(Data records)
____________________

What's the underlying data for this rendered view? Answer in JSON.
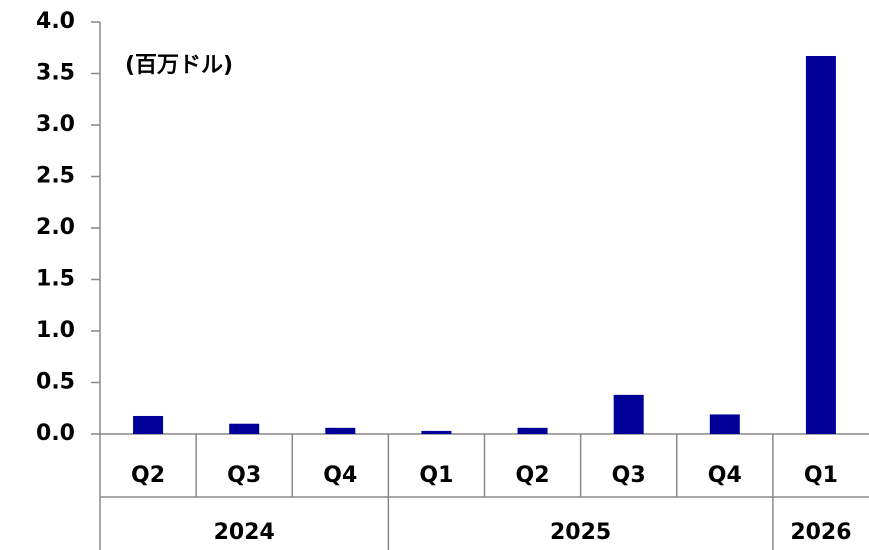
{
  "chart_data": {
    "type": "bar",
    "annotation": "(百万ドル)",
    "color": "#000099",
    "groups": [
      {
        "label": "2024",
        "categories": [
          "Q2",
          "Q3",
          "Q4"
        ]
      },
      {
        "label": "2025",
        "categories": [
          "Q1",
          "Q2",
          "Q3",
          "Q4"
        ]
      },
      {
        "label": "2026",
        "categories": [
          "Q1"
        ]
      }
    ],
    "values": [
      0.175,
      0.1,
      0.06,
      0.03,
      0.06,
      0.38,
      0.19,
      3.67
    ],
    "ylim": [
      0,
      4
    ],
    "yticks": [
      {
        "value": 0,
        "label": "0.0"
      },
      {
        "value": 0.5,
        "label": "0.5"
      },
      {
        "value": 1,
        "label": "1.0"
      },
      {
        "value": 1.5,
        "label": "1.5"
      },
      {
        "value": 2,
        "label": "2.0"
      },
      {
        "value": 2.5,
        "label": "2.5"
      },
      {
        "value": 3,
        "label": "3.0"
      },
      {
        "value": 3.5,
        "label": "3.5"
      },
      {
        "value": 4,
        "label": "4.0"
      }
    ]
  }
}
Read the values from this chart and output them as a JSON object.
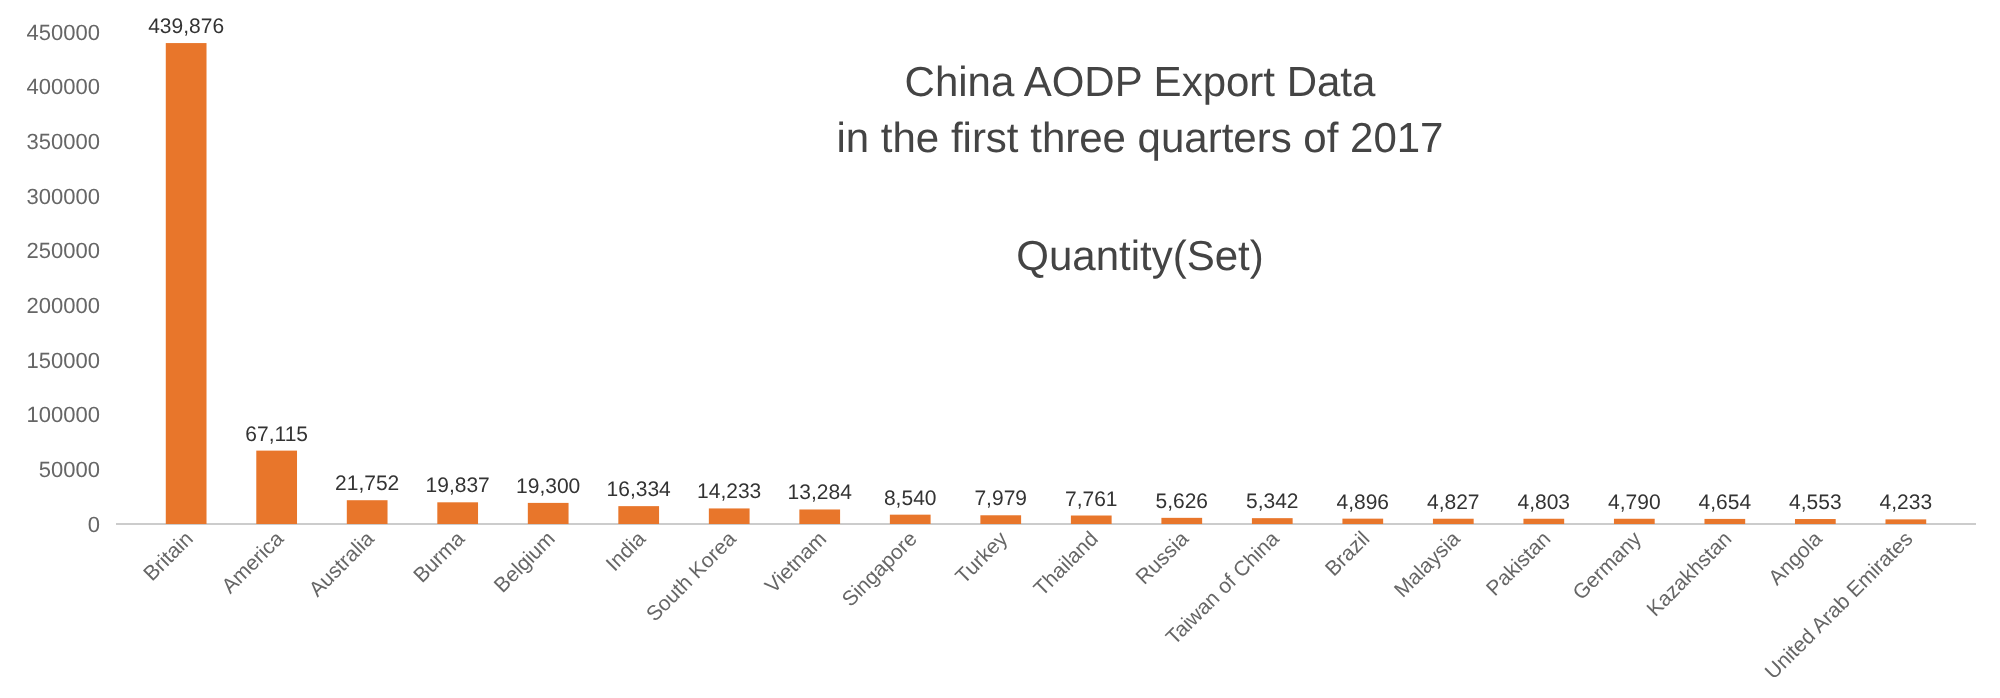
{
  "chart_data": {
    "type": "bar",
    "title": "China AODP Export Data\nin the first three quarters of 2017",
    "subtitle": "Quantity(Set)",
    "categories": [
      "Britain",
      "America",
      "Australia",
      "Burma",
      "Belgium",
      "India",
      "South Korea",
      "Vietnam",
      "Singapore",
      "Turkey",
      "Thailand",
      "Russia",
      "Taiwan of China",
      "Brazil",
      "Malaysia",
      "Pakistan",
      "Germany",
      "Kazakhstan",
      "Angola",
      "United Arab Emirates"
    ],
    "values": [
      439876,
      67115,
      21752,
      19837,
      19300,
      16334,
      14233,
      13284,
      8540,
      7979,
      7761,
      5626,
      5342,
      4896,
      4827,
      4803,
      4790,
      4654,
      4553,
      4233
    ],
    "color": "#e8762b",
    "ylim": [
      0,
      450000
    ],
    "yticks": [
      0,
      50000,
      100000,
      150000,
      200000,
      250000,
      300000,
      350000,
      400000,
      450000
    ],
    "value_labels": [
      "439,876",
      "67,115",
      "21,752",
      "19,837",
      "19,300",
      "16,334",
      "14,233",
      "13,284",
      "8,540",
      "7,979",
      "7,761",
      "5,626",
      "5,342",
      "4,896",
      "4,827",
      "4,803",
      "4,790",
      "4,654",
      "4,553",
      "4,233"
    ],
    "grid": false
  }
}
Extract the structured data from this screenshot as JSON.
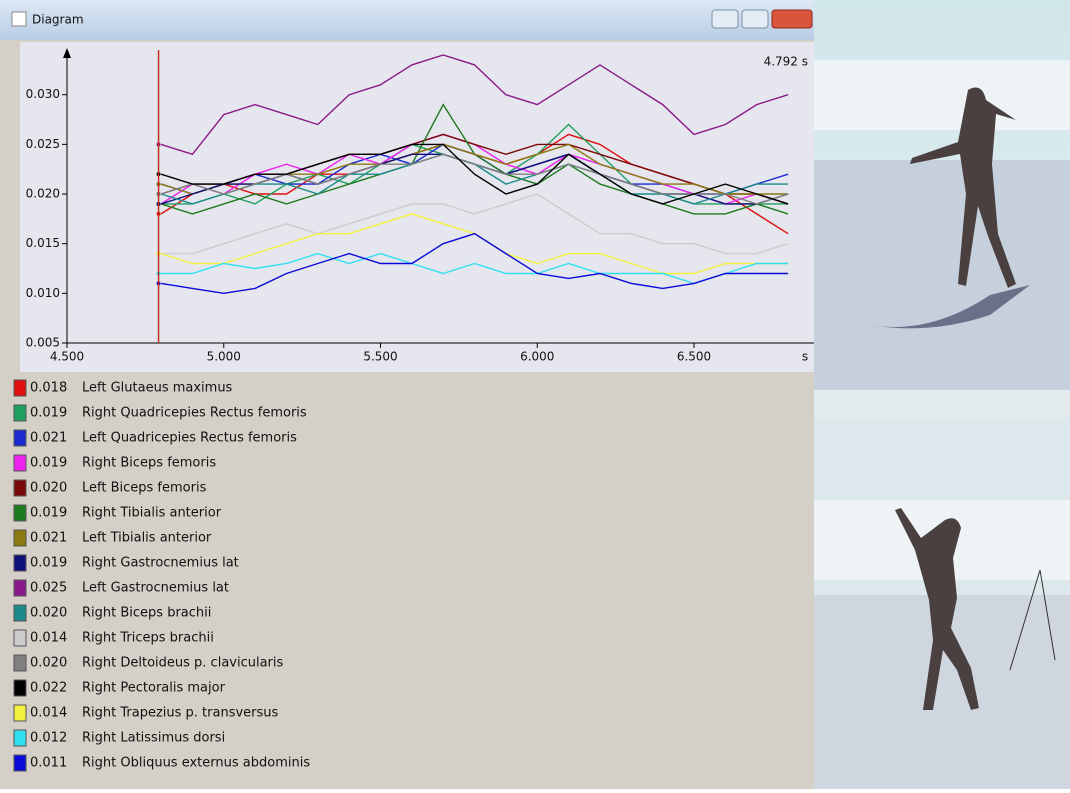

____________________

YOUR GOAL
Without the pictures, reproduce every line of the records above exactly.

ANSWER
What's the underlying data for this rendered view? Answer in JSON.
{
  "chart_data": {
    "type": "bar",
    "annotation": "(百万ドル)",
    "color": "#000099",
    "groups": [
      {
        "label": "2024",
        "categories": [
          "Q2",
          "Q3",
          "Q4"
        ]
      },
      {
        "label": "2025",
        "categories": [
          "Q1",
          "Q2",
          "Q3",
          "Q4"
        ]
      },
      {
        "label": "2026",
        "categories": [
          "Q1"
        ]
      }
    ],
    "values": [
      0.175,
      0.1,
      0.06,
      0.03,
      0.06,
      0.38,
      0.19,
      3.67
    ],
    "ylim": [
      0,
      4
    ],
    "yticks": [
      {
        "value": 0,
        "label": "0.0"
      },
      {
        "value": 0.5,
        "label": "0.5"
      },
      {
        "value": 1,
        "label": "1.0"
      },
      {
        "value": 1.5,
        "label": "1.5"
      },
      {
        "value": 2,
        "label": "2.0"
      },
      {
        "value": 2.5,
        "label": "2.5"
      },
      {
        "value": 3,
        "label": "3.0"
      },
      {
        "value": 3.5,
        "label": "3.5"
      },
      {
        "value": 4,
        "label": "4.0"
      }
    ]
  }
}
Read the values from this chart and output them as a JSON object.
{
  "chart_data": {
    "type": "bar",
    "title": "China AODP Export Data\nin the first three quarters of 2017",
    "subtitle": "Quantity(Set)",
    "categories": [
      "Britain",
      "America",
      "Australia",
      "Burma",
      "Belgium",
      "India",
      "South Korea",
      "Vietnam",
      "Singapore",
      "Turkey",
      "Thailand",
      "Russia",
      "Taiwan of China",
      "Brazil",
      "Malaysia",
      "Pakistan",
      "Germany",
      "Kazakhstan",
      "Angola",
      "United Arab Emirates"
    ],
    "values": [
      439876,
      67115,
      21752,
      19837,
      19300,
      16334,
      14233,
      13284,
      8540,
      7979,
      7761,
      5626,
      5342,
      4896,
      4827,
      4803,
      4790,
      4654,
      4553,
      4233
    ],
    "color": "#e8762b",
    "ylim": [
      0,
      450000
    ],
    "yticks": [
      0,
      50000,
      100000,
      150000,
      200000,
      250000,
      300000,
      350000,
      400000,
      450000
    ],
    "value_labels": [
      "439,876",
      "67,115",
      "21,752",
      "19,837",
      "19,300",
      "16,334",
      "14,233",
      "13,284",
      "8,540",
      "7,979",
      "7,761",
      "5,626",
      "5,342",
      "4,896",
      "4,827",
      "4,803",
      "4,790",
      "4,654",
      "4,553",
      "4,233"
    ],
    "grid": false
  }
}
Extract the structured data from this screenshot as JSON.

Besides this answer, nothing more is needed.